Would you write out the listing verbatim and skip every picture in it?

==== Data supplied

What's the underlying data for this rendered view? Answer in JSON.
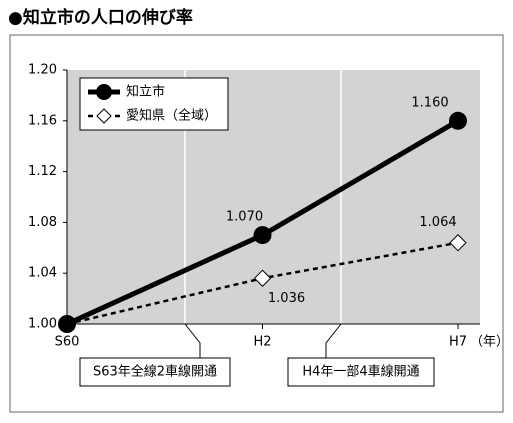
{
  "chart_data": {
    "type": "line",
    "title": "●知立市の人口の伸び率",
    "categories": [
      "S60",
      "H2",
      "H7"
    ],
    "x_label": "（年）",
    "series": [
      {
        "name": "知立市",
        "color": "#000000",
        "values": [
          1.0,
          1.07,
          1.16
        ],
        "value_labels": [
          null,
          "1.070",
          "1.160"
        ],
        "style": "solid",
        "marker": "circle"
      },
      {
        "name": "愛知県（全域）",
        "color": "#000000",
        "values": [
          1.0,
          1.036,
          1.064
        ],
        "value_labels": [
          null,
          "1.036",
          "1.064"
        ],
        "style": "dashed",
        "marker": "diamond"
      }
    ],
    "ylim": [
      1.0,
      1.2
    ],
    "yticks": [
      {
        "value": 1.0,
        "label": "1.00"
      },
      1.04,
      1.08,
      1.12,
      1.16,
      {
        "value": 1.2,
        "label": "1.20"
      }
    ],
    "annotations": [
      "S63年全線2車線開通",
      "H4年一部4車線開通"
    ],
    "legend": "top-left"
  }
}
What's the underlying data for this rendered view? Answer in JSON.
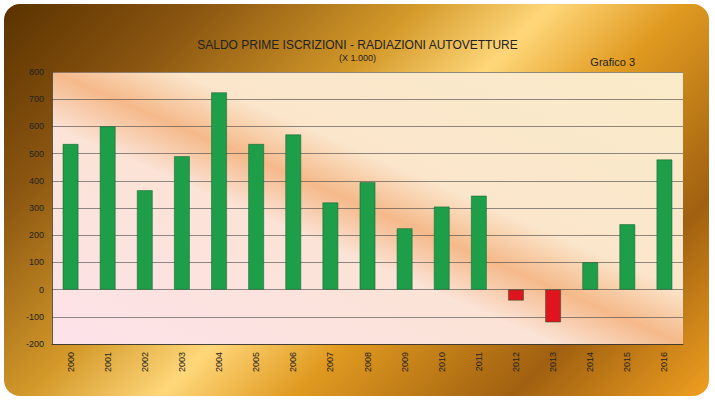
{
  "chart_data": {
    "type": "bar",
    "title": "SALDO PRIME ISCRIZIONI - RADIAZIONI AUTOVETTURE",
    "subtitle": "(X 1.000)",
    "annotation": "Grafico 3",
    "categories": [
      "2000",
      "2001",
      "2002",
      "2003",
      "2004",
      "2005",
      "2006",
      "2007",
      "2008",
      "2009",
      "2010",
      "2011",
      "2012",
      "2013",
      "2014",
      "2015",
      "2016"
    ],
    "values": [
      535,
      600,
      365,
      490,
      725,
      535,
      570,
      320,
      395,
      225,
      305,
      345,
      -40,
      -120,
      100,
      240,
      478
    ],
    "colors": [
      "#1f9e4a",
      "#1f9e4a",
      "#1f9e4a",
      "#1f9e4a",
      "#1f9e4a",
      "#1f9e4a",
      "#1f9e4a",
      "#1f9e4a",
      "#1f9e4a",
      "#1f9e4a",
      "#1f9e4a",
      "#1f9e4a",
      "#e0141e",
      "#e0141e",
      "#1f9e4a",
      "#1f9e4a",
      "#1f9e4a"
    ],
    "ylim": [
      -200,
      800
    ],
    "yticks": [
      -200,
      -100,
      0,
      100,
      200,
      300,
      400,
      500,
      600,
      700,
      800
    ],
    "grid": true
  }
}
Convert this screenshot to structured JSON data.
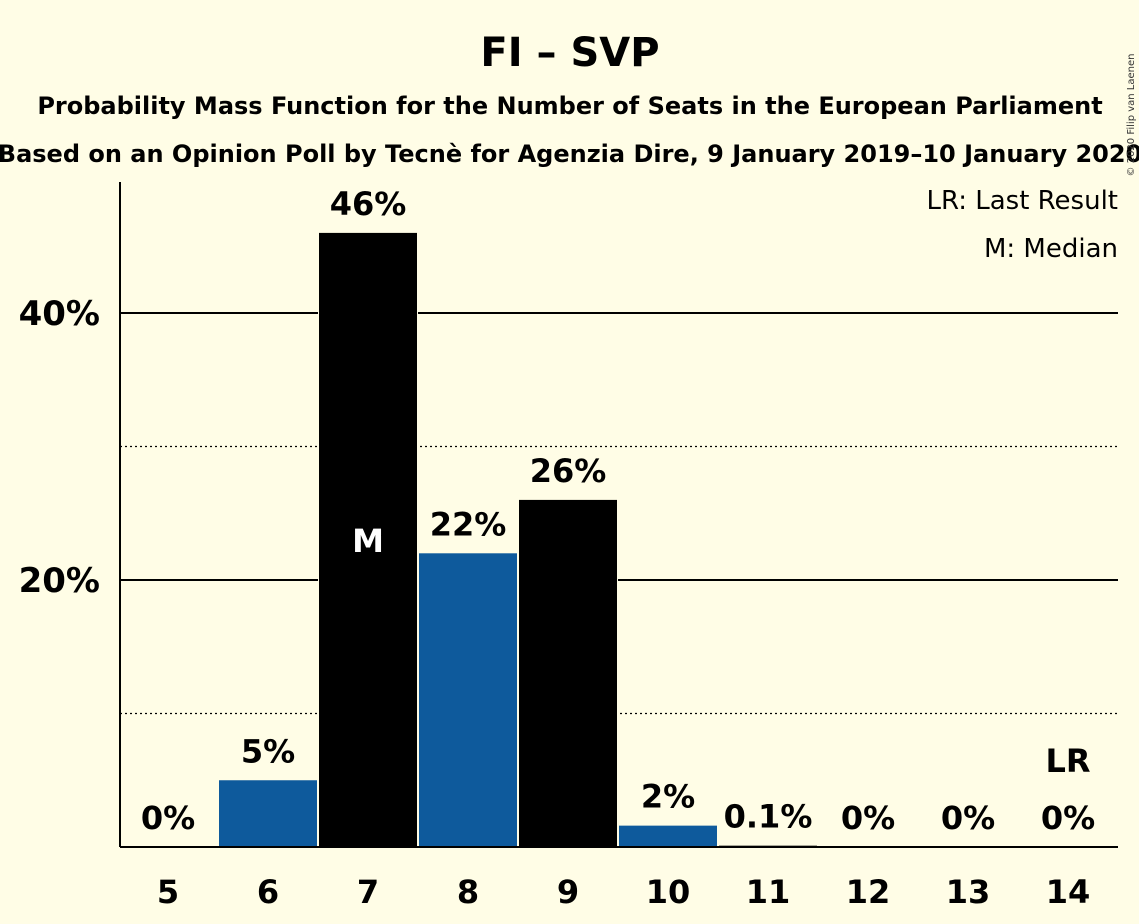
{
  "chart_data": {
    "type": "bar",
    "title": "FI – SVP",
    "subtitle_line1": "Probability Mass Function for the Number of Seats in the European Parliament",
    "subtitle_line2": "Based on an Opinion Poll by Tecnè for Agenzia Dire, 9 January 2019–10 January 2020",
    "copyright": "© 2020 Filip van Laenen",
    "legend": {
      "last_result": "LR: Last Result",
      "median": "M: Median"
    },
    "categories": [
      "5",
      "6",
      "7",
      "8",
      "9",
      "10",
      "11",
      "12",
      "13",
      "14"
    ],
    "values": [
      0,
      5,
      46,
      22,
      26,
      1.6,
      0.1,
      0,
      0,
      0
    ],
    "labels": [
      "0%",
      "5%",
      "46%",
      "22%",
      "26%",
      "2%",
      "0.1%",
      "0%",
      "0%",
      "0%"
    ],
    "ylim": [
      0,
      50
    ],
    "yticks": [
      {
        "value": 20,
        "label": "20%"
      },
      {
        "value": 40,
        "label": "40%"
      }
    ],
    "minor_gridlines": [
      10,
      30
    ],
    "median_index": 2,
    "median_marker": "M",
    "last_result_index": 9,
    "last_result_marker": "LR",
    "colors": {
      "blue": "#0e5a9c",
      "black": "#000000",
      "background": "#fffde6"
    }
  }
}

========

:: Expected answer ::
What's the underlying data for this rendered view? Answer in JSON.
{
  "chart_data": {
    "type": "line",
    "title": "●知立市の人口の伸び率",
    "categories": [
      "S60",
      "H2",
      "H7"
    ],
    "x_label": "（年）",
    "series": [
      {
        "name": "知立市",
        "color": "#000000",
        "values": [
          1.0,
          1.07,
          1.16
        ],
        "value_labels": [
          null,
          "1.070",
          "1.160"
        ],
        "style": "solid",
        "marker": "circle"
      },
      {
        "name": "愛知県（全域）",
        "color": "#000000",
        "values": [
          1.0,
          1.036,
          1.064
        ],
        "value_labels": [
          null,
          "1.036",
          "1.064"
        ],
        "style": "dashed",
        "marker": "diamond"
      }
    ],
    "ylim": [
      1.0,
      1.2
    ],
    "yticks": [
      {
        "value": 1.0,
        "label": "1.00"
      },
      1.04,
      1.08,
      1.12,
      1.16,
      {
        "value": 1.2,
        "label": "1.20"
      }
    ],
    "annotations": [
      "S63年全線2車線開通",
      "H4年一部4車線開通"
    ],
    "legend": "top-left"
  }
}
What's the underlying data for this rendered view? Answer in JSON.
{
  "chart_data": {
    "type": "bar",
    "title": "SALDO PRIME ISCRIZIONI - RADIAZIONI AUTOVETTURE",
    "subtitle": "(X 1.000)",
    "annotation": "Grafico 3",
    "categories": [
      "2000",
      "2001",
      "2002",
      "2003",
      "2004",
      "2005",
      "2006",
      "2007",
      "2008",
      "2009",
      "2010",
      "2011",
      "2012",
      "2013",
      "2014",
      "2015",
      "2016"
    ],
    "values": [
      535,
      600,
      365,
      490,
      725,
      535,
      570,
      320,
      395,
      225,
      305,
      345,
      -40,
      -120,
      100,
      240,
      478
    ],
    "colors": [
      "#1f9e4a",
      "#1f9e4a",
      "#1f9e4a",
      "#1f9e4a",
      "#1f9e4a",
      "#1f9e4a",
      "#1f9e4a",
      "#1f9e4a",
      "#1f9e4a",
      "#1f9e4a",
      "#1f9e4a",
      "#1f9e4a",
      "#e0141e",
      "#e0141e",
      "#1f9e4a",
      "#1f9e4a",
      "#1f9e4a"
    ],
    "ylim": [
      -200,
      800
    ],
    "yticks": [
      -200,
      -100,
      0,
      100,
      200,
      300,
      400,
      500,
      600,
      700,
      800
    ],
    "grid": true
  }
}
Convert this screenshot to structured JSON data.
{
  "chart_data": {
    "type": "bar",
    "title": "FI – SVP",
    "subtitle_line1": "Probability Mass Function for the Number of Seats in the European Parliament",
    "subtitle_line2": "Based on an Opinion Poll by Tecnè for Agenzia Dire, 9 January 2019–10 January 2020",
    "copyright": "© 2020 Filip van Laenen",
    "legend": {
      "last_result": "LR: Last Result",
      "median": "M: Median"
    },
    "categories": [
      "5",
      "6",
      "7",
      "8",
      "9",
      "10",
      "11",
      "12",
      "13",
      "14"
    ],
    "values": [
      0,
      5,
      46,
      22,
      26,
      1.6,
      0.1,
      0,
      0,
      0
    ],
    "labels": [
      "0%",
      "5%",
      "46%",
      "22%",
      "26%",
      "2%",
      "0.1%",
      "0%",
      "0%",
      "0%"
    ],
    "ylim": [
      0,
      50
    ],
    "yticks": [
      {
        "value": 20,
        "label": "20%"
      },
      {
        "value": 40,
        "label": "40%"
      }
    ],
    "minor_gridlines": [
      10,
      30
    ],
    "median_index": 2,
    "median_marker": "M",
    "last_result_index": 9,
    "last_result_marker": "LR",
    "colors": {
      "blue": "#0e5a9c",
      "black": "#000000",
      "background": "#fffde6"
    }
  }
}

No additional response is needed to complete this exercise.